Output all the material that follows, exactly as given.

..........

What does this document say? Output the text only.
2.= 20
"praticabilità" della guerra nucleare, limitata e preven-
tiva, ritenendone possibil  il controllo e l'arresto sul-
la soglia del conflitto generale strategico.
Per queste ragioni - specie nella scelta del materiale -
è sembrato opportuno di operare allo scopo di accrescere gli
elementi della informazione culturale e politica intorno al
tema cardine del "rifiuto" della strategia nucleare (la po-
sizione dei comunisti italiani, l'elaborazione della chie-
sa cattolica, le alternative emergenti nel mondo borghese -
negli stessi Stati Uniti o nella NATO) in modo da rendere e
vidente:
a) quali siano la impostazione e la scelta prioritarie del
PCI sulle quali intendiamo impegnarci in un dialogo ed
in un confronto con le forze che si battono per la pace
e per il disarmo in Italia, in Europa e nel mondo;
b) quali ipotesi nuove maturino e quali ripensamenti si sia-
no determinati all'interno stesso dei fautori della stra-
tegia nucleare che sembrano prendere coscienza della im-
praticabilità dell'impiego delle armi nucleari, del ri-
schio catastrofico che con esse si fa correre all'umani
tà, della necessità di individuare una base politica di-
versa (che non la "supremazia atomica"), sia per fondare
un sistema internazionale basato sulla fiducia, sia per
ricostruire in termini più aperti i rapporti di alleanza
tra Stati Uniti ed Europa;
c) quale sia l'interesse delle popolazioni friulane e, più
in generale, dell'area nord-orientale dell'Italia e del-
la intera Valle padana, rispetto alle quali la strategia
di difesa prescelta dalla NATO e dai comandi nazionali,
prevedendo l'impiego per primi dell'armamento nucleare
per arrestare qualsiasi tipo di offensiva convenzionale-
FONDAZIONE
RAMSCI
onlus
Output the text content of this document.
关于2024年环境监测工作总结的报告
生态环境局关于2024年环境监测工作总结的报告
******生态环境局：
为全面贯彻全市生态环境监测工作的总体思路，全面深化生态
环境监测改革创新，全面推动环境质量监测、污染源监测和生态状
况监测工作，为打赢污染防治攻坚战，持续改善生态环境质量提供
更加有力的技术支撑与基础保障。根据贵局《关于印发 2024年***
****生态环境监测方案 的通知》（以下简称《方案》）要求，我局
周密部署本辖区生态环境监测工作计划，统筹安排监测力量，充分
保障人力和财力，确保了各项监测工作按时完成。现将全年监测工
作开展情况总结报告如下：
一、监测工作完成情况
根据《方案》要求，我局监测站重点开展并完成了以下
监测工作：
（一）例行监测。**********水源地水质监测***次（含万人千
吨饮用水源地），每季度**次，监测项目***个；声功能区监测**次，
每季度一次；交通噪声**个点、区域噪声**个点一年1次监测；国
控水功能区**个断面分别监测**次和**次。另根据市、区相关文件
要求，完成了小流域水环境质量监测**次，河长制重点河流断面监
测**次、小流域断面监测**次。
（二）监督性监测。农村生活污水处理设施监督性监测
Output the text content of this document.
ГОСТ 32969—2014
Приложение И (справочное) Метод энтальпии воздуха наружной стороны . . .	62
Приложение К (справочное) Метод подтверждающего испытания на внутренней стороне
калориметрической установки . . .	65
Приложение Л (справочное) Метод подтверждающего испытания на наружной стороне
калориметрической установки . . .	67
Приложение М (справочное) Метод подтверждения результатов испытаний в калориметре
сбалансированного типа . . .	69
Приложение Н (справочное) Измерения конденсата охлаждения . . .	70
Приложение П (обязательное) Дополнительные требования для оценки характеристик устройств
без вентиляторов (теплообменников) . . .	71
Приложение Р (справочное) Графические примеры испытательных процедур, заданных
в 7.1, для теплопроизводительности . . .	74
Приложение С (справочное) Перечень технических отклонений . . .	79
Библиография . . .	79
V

..........

### [THE RESPONSE]
What does this document say? Output the text only.
2.= 20
"praticabilità" della guerra nucleare, limitata e preven-
tiva, ritenendone possibil  il controllo e l'arresto sul-
la soglia del conflitto generale strategico.
Per queste ragioni - specie nella scelta del materiale -
è sembrato opportuno di operare allo scopo di accrescere gli
elementi della informazione culturale e politica intorno al
tema cardine del "rifiuto" della strategia nucleare (la po-
sizione dei comunisti italiani, l'elaborazione della chie-
sa cattolica, le alternative emergenti nel mondo borghese -
negli stessi Stati Uniti o nella NATO) in modo da rendere e
vidente:
a) quali siano la impostazione e la scelta prioritarie del
PCI sulle quali intendiamo impegnarci in un dialogo ed
in un confronto con le forze che si battono per la pace
e per il disarmo in Italia, in Europa e nel mondo;
b) quali ipotesi nuove maturino e quali ripensamenti si sia-
no determinati all'interno stesso dei fautori della stra-
tegia nucleare che sembrano prendere coscienza della im-
praticabilità dell'impiego delle armi nucleari, del ri-
schio catastrofico che con esse si fa correre all'umani
tà, della necessità di individuare una base politica di-
versa (che non la "supremazia atomica"), sia per fondare
un sistema internazionale basato sulla fiducia, sia per
ricostruire in termini più aperti i rapporti di alleanza
tra Stati Uniti ed Europa;
c) quale sia l'interesse delle popolazioni friulane e, più
in generale, dell'area nord-orientale dell'Italia e del-
la intera Valle padana, rispetto alle quali la strategia
di difesa prescelta dalla NATO e dai comandi nazionali,
prevedendo l'impiego per primi dell'armamento nucleare
per arrestare qualsiasi tipo di offensiva convenzionale-
FONDAZIONE
RAMSCI
onlus
Output the text content of this document.
关于2024年环境监测工作总结的报告
生态环境局关于2024年环境监测工作总结的报告
******生态环境局：
为全面贯彻全市生态环境监测工作的总体思路，全面深化生态
环境监测改革创新，全面推动环境质量监测、污染源监测和生态状
况监测工作，为打赢污染防治攻坚战，持续改善生态环境质量提供
更加有力的技术支撑与基础保障。根据贵局《关于印发 2024年***
****生态环境监测方案 的通知》（以下简称《方案》）要求，我局
周密部署本辖区生态环境监测工作计划，统筹安排监测力量，充分
保障人力和财力，确保了各项监测工作按时完成。现将全年监测工
作开展情况总结报告如下：
一、监测工作完成情况
根据《方案》要求，我局监测站重点开展并完成了以下
监测工作：
（一）例行监测。**********水源地水质监测***次（含万人千
吨饮用水源地），每季度**次，监测项目***个；声功能区监测**次，
每季度一次；交通噪声**个点、区域噪声**个点一年1次监测；国
控水功能区**个断面分别监测**次和**次。另根据市、区相关文件
要求，完成了小流域水环境质量监测**次，河长制重点河流断面监
测**次、小流域断面监测**次。
（二）监督性监测。农村生活污水处理设施监督性监测
Output the text content of this document.
ГОСТ 32969—2014
Приложение И (справочное) Метод энтальпии воздуха наружной стороны . . .	62
Приложение К (справочное) Метод подтверждающего испытания на внутренней стороне
калориметрической установки . . .	65
Приложение Л (справочное) Метод подтверждающего испытания на наружной стороне
калориметрической установки . . .	67
Приложение М (справочное) Метод подтверждения результатов испытаний в калориметре
сбалансированного типа . . .	69
Приложение Н (справочное) Измерения конденсата охлаждения . . .	70
Приложение П (обязательное) Дополнительные требования для оценки характеристик устройств
без вентиляторов (теплообменников) . . .	71
Приложение Р (справочное) Графические примеры испытательных процедур, заданных
в 7.1, для теплопроизводительности . . .	74
Приложение С (справочное) Перечень технических отклонений . . .	79
Библиография . . .	79
V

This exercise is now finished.